#### Given instruction
Reply with only the number of lines that contain the string "Servicios".

#### Items from a data source
==*==
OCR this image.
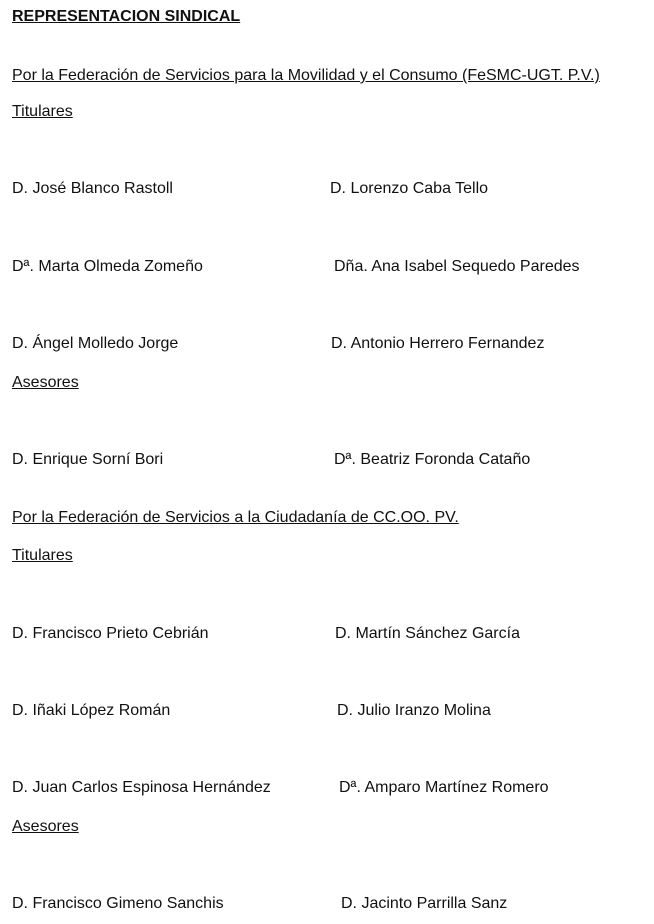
REPRESENTACION SINDICAL
Por la Federación de Servicios para la Movilidad y el Consumo (FeSMC-UGT. P.V.)
Titulares
D. José Blanco Rastoll	D. Lorenzo Caba Tello
Dª. Marta Olmeda Zomeño	Dña. Ana Isabel Sequedo Paredes
D. Ángel Molledo Jorge	D. Antonio Herrero Fernandez
Asesores
D. Enrique Sorní Bori	Dª. Beatriz Foronda Cataño
Por la Federación de Servicios a la Ciudadanía de CC.OO. PV.
Titulares
D. Francisco Prieto Cebrián	D. Martín Sánchez García
D. Iñaki López Román	D. Julio Iranzo Molina
D. Juan Carlos Espinosa Hernández	Dª. Amparo Martínez Romero
Asesores
D. Francisco Gimeno Sanchis	D. Jacinto Parrilla Sanz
==*==
#### Response
2